> What you are asked to do
Copy each line exactly. Leave nothing out.

• • • •

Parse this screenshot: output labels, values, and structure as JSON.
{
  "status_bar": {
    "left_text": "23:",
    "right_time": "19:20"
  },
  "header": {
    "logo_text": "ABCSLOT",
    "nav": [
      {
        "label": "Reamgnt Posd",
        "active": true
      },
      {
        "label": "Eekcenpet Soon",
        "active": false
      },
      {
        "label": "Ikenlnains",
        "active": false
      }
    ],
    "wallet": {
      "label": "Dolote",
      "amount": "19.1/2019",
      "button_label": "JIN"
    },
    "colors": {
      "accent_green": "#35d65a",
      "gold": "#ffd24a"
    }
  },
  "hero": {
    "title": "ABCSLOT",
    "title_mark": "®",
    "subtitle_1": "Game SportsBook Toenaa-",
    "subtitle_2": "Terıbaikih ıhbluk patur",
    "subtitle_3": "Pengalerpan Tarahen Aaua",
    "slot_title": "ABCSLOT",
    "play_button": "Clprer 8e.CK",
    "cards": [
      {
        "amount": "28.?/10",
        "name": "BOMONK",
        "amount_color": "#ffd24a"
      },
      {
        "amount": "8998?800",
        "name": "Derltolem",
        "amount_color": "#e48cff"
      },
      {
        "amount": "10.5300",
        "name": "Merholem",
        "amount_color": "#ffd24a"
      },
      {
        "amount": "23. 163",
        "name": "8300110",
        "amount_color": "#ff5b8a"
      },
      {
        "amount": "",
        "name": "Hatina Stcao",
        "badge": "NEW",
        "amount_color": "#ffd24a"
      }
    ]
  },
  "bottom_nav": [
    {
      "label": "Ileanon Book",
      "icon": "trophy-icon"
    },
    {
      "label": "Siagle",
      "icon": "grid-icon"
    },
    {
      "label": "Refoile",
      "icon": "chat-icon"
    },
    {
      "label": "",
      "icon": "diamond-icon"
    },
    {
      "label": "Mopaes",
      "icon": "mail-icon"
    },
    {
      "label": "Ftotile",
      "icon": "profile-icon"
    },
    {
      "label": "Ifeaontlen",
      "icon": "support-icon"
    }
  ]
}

• • • •

> Task answer
Parse this screenshot: output labels, values, and structure as JSON.
{
  "status_bar": {
    "left_text": "23:",
    "right_time": "19:20"
  },
  "header": {
    "logo_text": "ABCSLOT",
    "nav": [
      {
        "label": "Reamgnt Posd",
        "active": true
      },
      {
        "label": "Eekcenpet Soon",
        "active": false
      },
      {
        "label": "Ikenlnains",
        "active": false
      }
    ],
    "wallet": {
      "label": "Dolote",
      "amount": "19.1/2019",
      "button_label": "JIN"
    },
    "colors": {
      "accent_green": "#35d65a",
      "gold": "#ffd24a"
    }
  },
  "hero": {
    "title": "ABCSLOT",
    "title_mark": "®",
    "subtitle_1": "Game SportsBook Toenaa-",
    "subtitle_2": "Terıbaikih ıhbluk patur",
    "subtitle_3": "Pengalerpan Tarahen Aaua",
    "slot_title": "ABCSLOT",
    "play_button": "Clprer 8e.CK",
    "cards": [
      {
        "amount": "28.?/10",
        "name": "BOMONK",
        "amount_color": "#ffd24a"
      },
      {
        "amount": "8998?800",
        "name": "Derltolem",
        "amount_color": "#e48cff"
      },
      {
        "amount": "10.5300",
        "name": "Merholem",
        "amount_color": "#ffd24a"
      },
      {
        "amount": "23. 163",
        "name": "8300110",
        "amount_color": "#ff5b8a"
      },
      {
        "amount": "",
        "name": "Hatina Stcao",
        "badge": "NEW",
        "amount_color": "#ffd24a"
      }
    ]
  },
  "bottom_nav": [
    {
      "label": "Ileanon Book",
      "icon": "trophy-icon"
    },
    {
      "label": "Siagle",
      "icon": "grid-icon"
    },
    {
      "label": "Refoile",
      "icon": "chat-icon"
    },
    {
      "label": "",
      "icon": "diamond-icon"
    },
    {
      "label": "Mopaes",
      "icon": "mail-icon"
    },
    {
      "label": "Ftotile",
      "icon": "profile-icon"
    },
    {
      "label": "Ifeaontlen",
      "icon": "support-icon"
    }
  ]
}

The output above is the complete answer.